• [Problem requirements] Print the lines from the line with "grid-line bbox=[587, 38, 588, 478]" to the line with "moon-icon bbox=[550, 151, 564, 171]" exactly as they appear.

• [Record list]
- - - - - - -

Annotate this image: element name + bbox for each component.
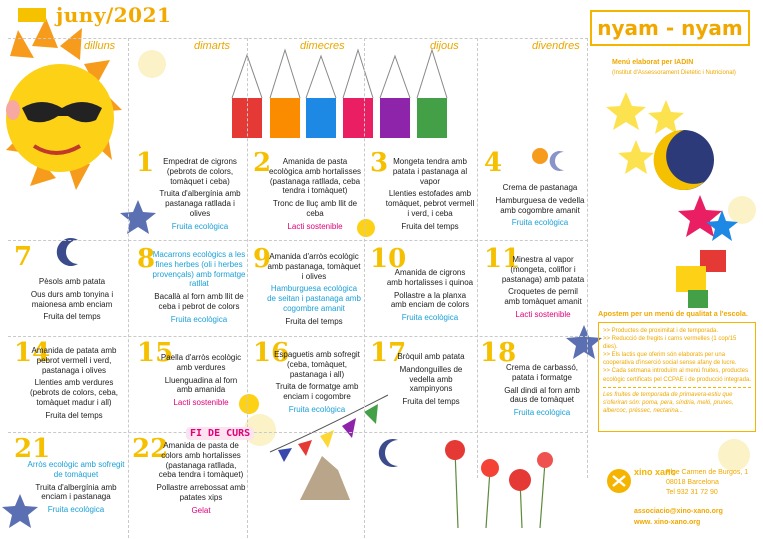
grid-line bbox=[587, 38, 588, 478]
grid-line bbox=[364, 38, 365, 538]
menu-tag: Fruita ecològica bbox=[288, 404, 346, 414]
menu-tag: Fruita ecològica bbox=[401, 313, 459, 322]
moon-icon bbox=[550, 151, 564, 171]
season-fruits-note: Les fruites de temporada de primavera-estiu que s'oferiran són: poma, pera, síndria, meló, prunes, albercoc, préssec, nectarina... bbox=[603, 391, 734, 414]
day-number: 11 bbox=[484, 244, 521, 274]
menu-dish: Truita d'albergínia amb pastanaga ratllada i olives bbox=[159, 189, 241, 218]
menu-dish-highlight: Arròs ecològic amb sofregit de tomàquet bbox=[27, 460, 125, 479]
day-number: 17 bbox=[370, 338, 407, 368]
grid-line bbox=[128, 38, 129, 538]
stars-moon-decoration bbox=[606, 92, 714, 190]
deco-circle bbox=[728, 196, 756, 224]
menu-tag: Fruita ecològica bbox=[513, 408, 571, 417]
logo-text: xino xano bbox=[634, 467, 677, 477]
day-number: 1 bbox=[136, 148, 155, 178]
menu-dish: Lluenguadina al forn amb amanida bbox=[164, 375, 238, 395]
menu-dish: Amanida de pasta ecològica amb hortalisses (pastanaga ratllada, ceba tendra i tomàquet) bbox=[268, 157, 362, 196]
menu-tag: Gelat bbox=[191, 505, 211, 515]
menu-dish: Tronc de lluç amb llit de ceba bbox=[272, 199, 358, 218]
menu-dish: Truita d'albergínia amb enciam i pastanaga bbox=[35, 482, 117, 502]
quality-point: >> Reducció de fregits i carns vermelles (1 cop/15 dies). bbox=[603, 336, 737, 351]
day-name-fri: divendres bbox=[532, 40, 580, 52]
grid-line bbox=[8, 38, 588, 39]
address-line: 08018 Barcelona bbox=[666, 479, 719, 486]
menu-tag: Fruita del temps bbox=[43, 312, 101, 322]
menu-dish: Amanida d'arròs ecològic amb pastanaga, tomàquet i olives bbox=[267, 252, 361, 281]
menu-cell bbox=[156, 441, 246, 518]
menu-tag: Fruita ecològica bbox=[170, 314, 228, 324]
deco-circle bbox=[138, 50, 166, 78]
grid-line bbox=[8, 432, 588, 433]
day-number: 3 bbox=[370, 148, 389, 178]
day-name-mon: dilluns bbox=[84, 40, 116, 52]
menu-dish: Pollastre arrebossat amb patates xips bbox=[156, 483, 246, 502]
menu-tag: Lacti sostenible bbox=[287, 221, 343, 231]
menu-tag: Lacti sostenible bbox=[173, 398, 229, 407]
brand-title: nyam - nyam bbox=[590, 10, 750, 46]
menu-cell bbox=[156, 157, 244, 234]
menu-cell bbox=[22, 346, 126, 423]
menu-dish: Minestra al vapor (mongeta, coliflor i pastanaga) amb patata bbox=[501, 255, 585, 284]
menu-dish: Mandonguilles de vedella amb xampinyons bbox=[399, 364, 463, 394]
menu-cell bbox=[266, 252, 362, 329]
quality-box bbox=[598, 322, 756, 432]
menu-cell bbox=[386, 268, 474, 326]
day-name-thu: dijous bbox=[430, 40, 459, 52]
menu-cell bbox=[156, 353, 246, 411]
grid-line bbox=[8, 336, 588, 337]
menu-tag: Lacti sostenible bbox=[515, 309, 571, 319]
menu-dish: Amanida de patata amb pebrot vermell i verd, pastanaga i olives bbox=[31, 346, 117, 375]
day-number: 9 bbox=[253, 244, 272, 274]
menu-cell bbox=[18, 277, 126, 325]
day-name-wed: dimecres bbox=[300, 40, 345, 52]
day-number: 14 bbox=[14, 338, 51, 368]
menu-tag: Fruita ecològica bbox=[171, 221, 229, 231]
menu-dish: Mongeta tendra amb patata i pastanaga al vapor bbox=[392, 157, 468, 186]
menu-dish bbox=[152, 250, 246, 289]
menu-dish: Hamburguesa ecològica de seitan i pastanaga amb cogombre amanit bbox=[267, 284, 361, 313]
xino-xano-logo-icon bbox=[606, 468, 632, 494]
day-number: 8 bbox=[137, 244, 156, 274]
menu-cell bbox=[272, 350, 362, 418]
day-name-tue: dimarts bbox=[194, 40, 231, 52]
day-number: 18 bbox=[480, 338, 517, 368]
day-number: 16 bbox=[253, 338, 290, 368]
menu-dish: Amanida de cigrons amb hortalisses i quinoa bbox=[386, 268, 474, 287]
menu-author-institute: (Institut d'Assessorament Dietètic i Nutricional) bbox=[612, 70, 736, 76]
menu-tag: Fruita del temps bbox=[402, 397, 460, 406]
menu-dish bbox=[26, 460, 126, 480]
menu-tag: Fruita ecològica bbox=[511, 218, 569, 228]
sun-small-icon bbox=[532, 148, 548, 164]
menu-dish: Amanida de pasta de colors amb hortalisses (pastanaga ratllada, ceba tendra i tomàquet) bbox=[158, 441, 244, 480]
quality-point: >> Cada setmana introduïm al menú fruites, productes ecològic certificats pel CCPAE i de producció integrada. bbox=[603, 368, 751, 383]
divider bbox=[603, 387, 751, 388]
website-link[interactable]: www. xino-xano.org bbox=[634, 519, 701, 526]
menu-cell bbox=[152, 250, 246, 327]
menu-dish: Crema de carbassó, patata i formatge bbox=[505, 363, 579, 382]
grid-line bbox=[8, 240, 588, 241]
menu-dish: Gall dindi al forn amb daus de tomàquet bbox=[504, 385, 580, 405]
address-line: Plçe Carmen de Burgos, 1 bbox=[666, 469, 749, 476]
day-number: 4 bbox=[484, 148, 503, 178]
menu-cell bbox=[500, 255, 586, 323]
menu-dish: Pollastre a la planxa amb enciam de colors bbox=[390, 290, 470, 310]
menu-dish: Ous durs amb tonyina i maionesa amb enciam bbox=[30, 289, 114, 309]
grid-line bbox=[247, 38, 248, 538]
menu-cell bbox=[388, 352, 474, 410]
menu-cell bbox=[500, 363, 584, 421]
menu-tag: Fruita ecològica bbox=[47, 505, 105, 514]
menu-dish: Paella d'arròs ecològic amb verdures bbox=[160, 353, 242, 372]
page-title: juny/2021 bbox=[56, 3, 172, 27]
menu-dish: Llenties estofades amb tomàquet, pebrot vermell i verd, i ceba bbox=[385, 189, 475, 218]
day-number: 21 bbox=[14, 434, 51, 464]
menu-tag: Fruita del temps bbox=[285, 316, 343, 326]
buckets-decoration bbox=[232, 50, 447, 138]
fi-de-curs-banner: FI DE CURS bbox=[186, 427, 254, 440]
day-number: 7 bbox=[14, 242, 33, 272]
header-tab bbox=[18, 8, 46, 22]
quality-heading: Apostem per un menú de qualitat a l'escola. bbox=[598, 309, 748, 318]
menu-dish: Espaguetis amb sofregit (ceba, tomàquet, pastanaga i all) bbox=[274, 350, 360, 379]
quality-point: >> Els lactis que oferim són elaborats per una cooperativa d'inserció social sense afany de lucre. bbox=[603, 352, 737, 367]
star-icon bbox=[566, 325, 602, 359]
day-number: 2 bbox=[253, 148, 272, 178]
menu-dish: Crema de pastanaga bbox=[502, 183, 578, 192]
menu-dish-highlight: Macarrons ecològics a les fines herbes (oli i herbes provençals) amb formatge ratllat bbox=[152, 250, 246, 289]
menu-dish: Empedrat de cigrons (pebrots de colors, tomàquet i ceba) bbox=[163, 157, 237, 186]
menu-cell bbox=[267, 157, 363, 234]
menu-dish: Croquetes de pernil amb tomàquet amanit bbox=[504, 287, 582, 306]
day-number: 15 bbox=[137, 338, 174, 368]
menu-dish: Hamburguesa de vedella amb cogombre amanit bbox=[495, 195, 585, 215]
deco-circle bbox=[718, 439, 750, 471]
phone: Tel 932 31 72 90 bbox=[666, 489, 718, 496]
moon-icon bbox=[57, 238, 78, 266]
menu-dish: Bacallà al forn amb llit de ceba i pebrot de colors bbox=[154, 292, 244, 311]
menu-author: Menú elaborat per IADIN bbox=[612, 59, 694, 66]
menu-dish: Pèsols amb patata bbox=[38, 277, 106, 286]
menu-dish: Truita de formatge amb enciam i cogombre bbox=[275, 382, 359, 401]
star-icon bbox=[120, 200, 156, 234]
menu-tag: Fruita del temps bbox=[45, 410, 103, 420]
day-number: 22 bbox=[132, 434, 169, 464]
menu-dish: Llenties amb verdures (pebrots de colors, ceba, tomàquet madur i all) bbox=[29, 378, 119, 407]
menu-cell bbox=[494, 183, 586, 231]
menu-cell bbox=[26, 460, 126, 518]
day-number: 10 bbox=[370, 244, 407, 274]
menu-dish: Bròquil amb patata bbox=[397, 352, 465, 361]
menu-tag: Fruita del temps bbox=[401, 221, 459, 231]
moon-icon bbox=[379, 439, 398, 467]
quality-point: >> Productes de proximitat i de temporada. bbox=[603, 328, 719, 334]
grid-line bbox=[477, 38, 478, 478]
email-link[interactable]: associacio@xino-xano.org bbox=[634, 508, 723, 515]
teepee-decoration bbox=[300, 456, 350, 500]
poppies-decoration bbox=[445, 440, 553, 528]
menu-cell bbox=[384, 157, 476, 234]
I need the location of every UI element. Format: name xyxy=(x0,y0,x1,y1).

- - - - - - -

• [Solved exercise]
grid-line bbox=[587, 38, 588, 478]
grid-line bbox=[364, 38, 365, 538]
menu-tag: Fruita ecològica bbox=[288, 404, 346, 414]
menu-tag: Fruita ecològica bbox=[401, 313, 459, 322]
moon-icon bbox=[550, 151, 564, 171]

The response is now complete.